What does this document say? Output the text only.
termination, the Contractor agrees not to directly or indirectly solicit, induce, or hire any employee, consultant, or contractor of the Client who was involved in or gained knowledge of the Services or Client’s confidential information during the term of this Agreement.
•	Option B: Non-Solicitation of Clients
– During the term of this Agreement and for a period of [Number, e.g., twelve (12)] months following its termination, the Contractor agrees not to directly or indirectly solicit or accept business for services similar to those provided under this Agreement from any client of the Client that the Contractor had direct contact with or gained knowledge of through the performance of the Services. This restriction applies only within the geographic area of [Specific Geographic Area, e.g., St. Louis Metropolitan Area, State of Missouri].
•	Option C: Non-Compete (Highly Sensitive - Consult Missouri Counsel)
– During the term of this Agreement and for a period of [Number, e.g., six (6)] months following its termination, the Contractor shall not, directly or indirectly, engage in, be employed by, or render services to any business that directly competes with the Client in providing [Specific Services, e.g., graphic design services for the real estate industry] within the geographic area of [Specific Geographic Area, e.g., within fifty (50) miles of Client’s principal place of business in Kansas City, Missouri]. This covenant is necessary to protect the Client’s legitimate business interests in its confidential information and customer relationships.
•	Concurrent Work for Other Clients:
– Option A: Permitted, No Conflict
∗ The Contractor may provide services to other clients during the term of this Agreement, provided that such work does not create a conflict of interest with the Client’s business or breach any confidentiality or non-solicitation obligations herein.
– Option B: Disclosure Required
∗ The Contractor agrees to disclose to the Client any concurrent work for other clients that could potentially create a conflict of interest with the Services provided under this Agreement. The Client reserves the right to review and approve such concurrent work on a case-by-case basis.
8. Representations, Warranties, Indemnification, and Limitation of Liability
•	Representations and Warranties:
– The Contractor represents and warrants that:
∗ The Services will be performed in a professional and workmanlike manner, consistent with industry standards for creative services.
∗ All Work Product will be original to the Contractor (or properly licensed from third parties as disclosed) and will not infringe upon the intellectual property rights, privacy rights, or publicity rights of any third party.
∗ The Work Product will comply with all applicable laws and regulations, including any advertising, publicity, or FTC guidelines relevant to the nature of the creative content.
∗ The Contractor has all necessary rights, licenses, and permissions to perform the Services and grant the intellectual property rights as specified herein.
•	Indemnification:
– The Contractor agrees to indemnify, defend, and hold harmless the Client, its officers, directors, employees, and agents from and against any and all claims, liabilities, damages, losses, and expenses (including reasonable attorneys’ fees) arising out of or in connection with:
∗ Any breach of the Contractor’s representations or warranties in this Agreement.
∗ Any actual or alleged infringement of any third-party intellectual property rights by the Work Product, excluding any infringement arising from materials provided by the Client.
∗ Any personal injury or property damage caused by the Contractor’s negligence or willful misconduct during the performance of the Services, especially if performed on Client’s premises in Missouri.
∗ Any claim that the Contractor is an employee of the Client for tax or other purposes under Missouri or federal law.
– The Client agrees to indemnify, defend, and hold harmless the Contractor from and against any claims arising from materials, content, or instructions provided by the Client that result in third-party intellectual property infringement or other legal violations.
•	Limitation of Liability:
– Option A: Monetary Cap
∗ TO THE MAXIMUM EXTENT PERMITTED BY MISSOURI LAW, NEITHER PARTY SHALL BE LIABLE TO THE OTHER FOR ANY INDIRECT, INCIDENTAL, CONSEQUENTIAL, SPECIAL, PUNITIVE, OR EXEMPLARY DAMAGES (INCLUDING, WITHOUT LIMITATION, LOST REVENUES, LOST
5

════

What you need to do:
Exactly reproduce every line of the records.

Answer to the problem:
What does this document say? Output the text only.
termination, the Contractor agrees not to directly or indirectly solicit, induce, or hire any employee, consultant, or contractor of the Client who was involved in or gained knowledge of the Services or Client’s confidential information during the term of this Agreement.
•	Option B: Non-Solicitation of Clients
– During the term of this Agreement and for a period of [Number, e.g., twelve (12)] months following its termination, the Contractor agrees not to directly or indirectly solicit or accept business for services similar to those provided under this Agreement from any client of the Client that the Contractor had direct contact with or gained knowledge of through the performance of the Services. This restriction applies only within the geographic area of [Specific Geographic Area, e.g., St. Louis Metropolitan Area, State of Missouri].
•	Option C: Non-Compete (Highly Sensitive - Consult Missouri Counsel)
– During the term of this Agreement and for a period of [Number, e.g., six (6)] months following its termination, the Contractor shall not, directly or indirectly, engage in, be employed by, or render services to any business that directly competes with the Client in providing [Specific Services, e.g., graphic design services for the real estate industry] within the geographic area of [Specific Geographic Area, e.g., within fifty (50) miles of Client’s principal place of business in Kansas City, Missouri]. This covenant is necessary to protect the Client’s legitimate business interests in its confidential information and customer relationships.
•	Concurrent Work for Other Clients:
– Option A: Permitted, No Conflict
∗ The Contractor may provide services to other clients during the term of this Agreement, provided that such work does not create a conflict of interest with the Client’s business or breach any confidentiality or non-solicitation obligations herein.
– Option B: Disclosure Required
∗ The Contractor agrees to disclose to the Client any concurrent work for other clients that could potentially create a conflict of interest with the Services provided under this Agreement. The Client reserves the right to review and approve such concurrent work on a case-by-case basis.
8. Representations, Warranties, Indemnification, and Limitation of Liability
•	Representations and Warranties:
– The Contractor represents and warrants that:
∗ The Services will be performed in a professional and workmanlike manner, consistent with industry standards for creative services.
∗ All Work Product will be original to the Contractor (or properly licensed from third parties as disclosed) and will not infringe upon the intellectual property rights, privacy rights, or publicity rights of any third party.
∗ The Work Product will comply with all applicable laws and regulations, including any advertising, publicity, or FTC guidelines relevant to the nature of the creative content.
∗ The Contractor has all necessary rights, licenses, and permissions to perform the Services and grant the intellectual property rights as specified herein.
•	Indemnification:
– The Contractor agrees to indemnify, defend, and hold harmless the Client, its officers, directors, employees, and agents from and against any and all claims, liabilities, damages, losses, and expenses (including reasonable attorneys’ fees) arising out of or in connection with:
∗ Any breach of the Contractor’s representations or warranties in this Agreement.
∗ Any actual or alleged infringement of any third-party intellectual property rights by the Work Product, excluding any infringement arising from materials provided by the Client.
∗ Any personal injury or property damage caused by the Contractor’s negligence or willful misconduct during the performance of the Services, especially if performed on Client’s premises in Missouri.
∗ Any claim that the Contractor is an employee of the Client for tax or other purposes under Missouri or federal law.
– The Client agrees to indemnify, defend, and hold harmless the Contractor from and against any claims arising from materials, content, or instructions provided by the Client that result in third-party intellectual property infringement or other legal violations.
•	Limitation of Liability:
– Option A: Monetary Cap
∗ TO THE MAXIMUM EXTENT PERMITTED BY MISSOURI LAW, NEITHER PARTY SHALL BE LIABLE TO THE OTHER FOR ANY INDIRECT, INCIDENTAL, CONSEQUENTIAL, SPECIAL, PUNITIVE, OR EXEMPLARY DAMAGES (INCLUDING, WITHOUT LIMITATION, LOST REVENUES, LOST
5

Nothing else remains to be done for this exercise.